[begin RECORDS PROVIDED]

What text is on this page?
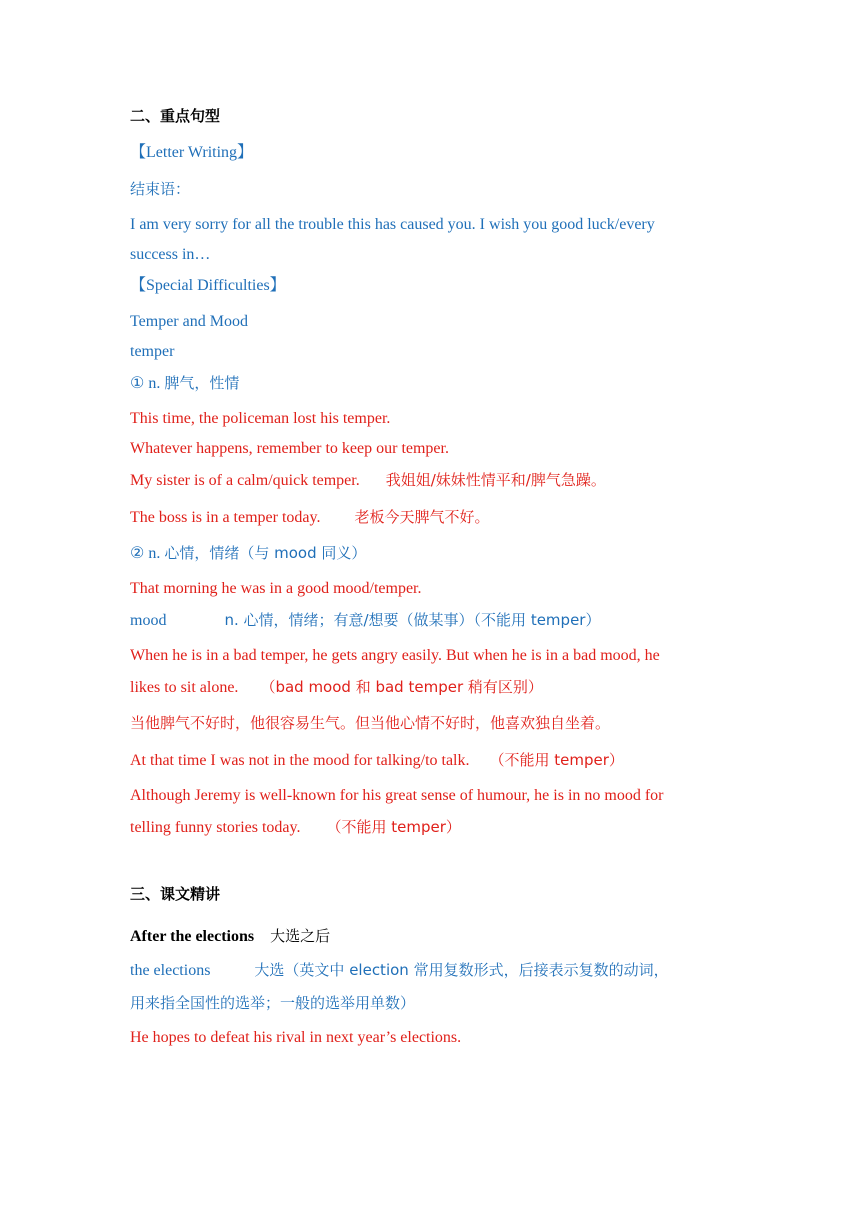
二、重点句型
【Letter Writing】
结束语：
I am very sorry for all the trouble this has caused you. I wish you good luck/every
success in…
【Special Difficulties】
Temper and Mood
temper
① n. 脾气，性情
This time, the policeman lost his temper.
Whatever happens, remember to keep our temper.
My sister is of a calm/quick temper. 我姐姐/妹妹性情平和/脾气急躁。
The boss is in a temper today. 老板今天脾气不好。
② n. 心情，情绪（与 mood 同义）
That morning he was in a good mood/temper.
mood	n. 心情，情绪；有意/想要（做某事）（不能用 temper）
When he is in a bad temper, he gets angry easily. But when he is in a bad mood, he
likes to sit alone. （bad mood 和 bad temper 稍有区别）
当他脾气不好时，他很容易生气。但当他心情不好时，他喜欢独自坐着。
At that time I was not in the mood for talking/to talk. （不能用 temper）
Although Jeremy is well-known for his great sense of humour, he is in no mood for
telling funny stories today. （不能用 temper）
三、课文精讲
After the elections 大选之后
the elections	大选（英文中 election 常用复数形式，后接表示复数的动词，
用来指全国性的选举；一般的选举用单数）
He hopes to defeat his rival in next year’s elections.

[end RECORDS PROVIDED]
[begin RECORDS PROVIDED]

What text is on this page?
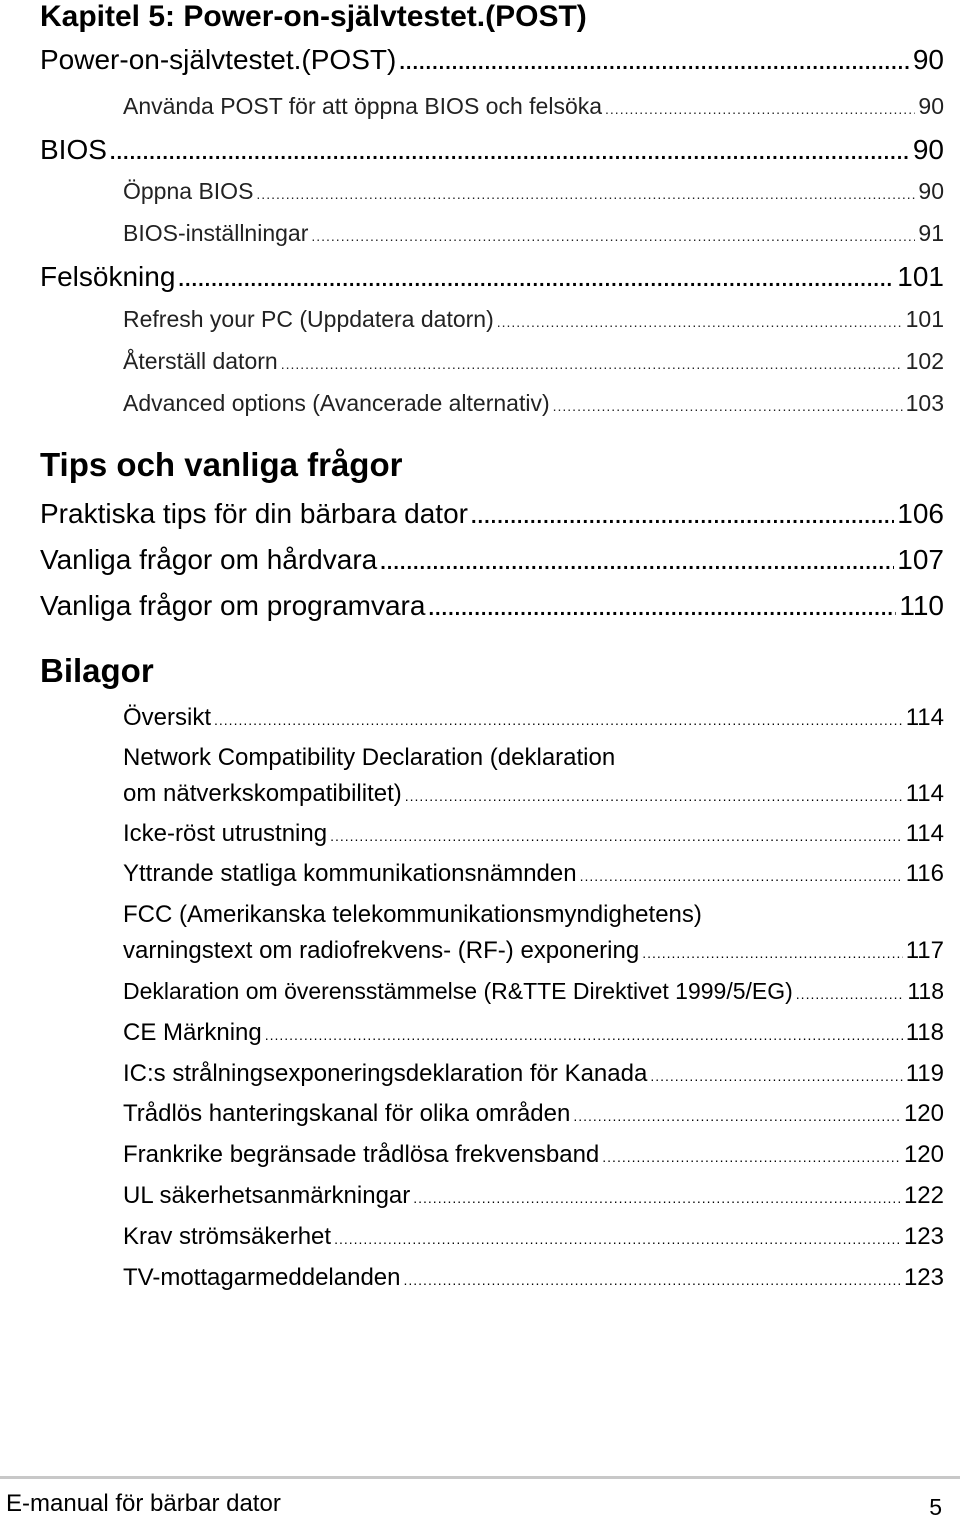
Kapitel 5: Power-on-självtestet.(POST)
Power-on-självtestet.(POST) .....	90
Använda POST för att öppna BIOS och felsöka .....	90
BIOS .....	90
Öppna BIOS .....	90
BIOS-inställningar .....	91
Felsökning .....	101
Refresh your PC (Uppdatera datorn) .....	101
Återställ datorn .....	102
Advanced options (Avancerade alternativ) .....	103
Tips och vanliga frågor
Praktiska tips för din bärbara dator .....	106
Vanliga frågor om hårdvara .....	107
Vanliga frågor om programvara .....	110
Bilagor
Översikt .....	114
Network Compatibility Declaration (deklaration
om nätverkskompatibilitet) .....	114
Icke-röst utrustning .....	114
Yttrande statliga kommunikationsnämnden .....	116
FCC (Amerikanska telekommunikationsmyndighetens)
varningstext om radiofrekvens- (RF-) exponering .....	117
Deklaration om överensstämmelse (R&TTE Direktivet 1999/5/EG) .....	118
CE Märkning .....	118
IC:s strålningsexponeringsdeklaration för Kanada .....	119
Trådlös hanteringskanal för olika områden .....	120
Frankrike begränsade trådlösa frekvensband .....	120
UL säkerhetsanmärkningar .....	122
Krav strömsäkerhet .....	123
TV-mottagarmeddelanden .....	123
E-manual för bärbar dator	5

[end RECORDS PROVIDED]

Show, from the material above, each line that includes the string "POST".

▶ _SOLUTION TO THIS TASK_
Kapitel 5: Power-on-självtestet.(POST)
Power-on-självtestet.(POST) .....	90
Använda POST för att öppna BIOS och felsöka .....	90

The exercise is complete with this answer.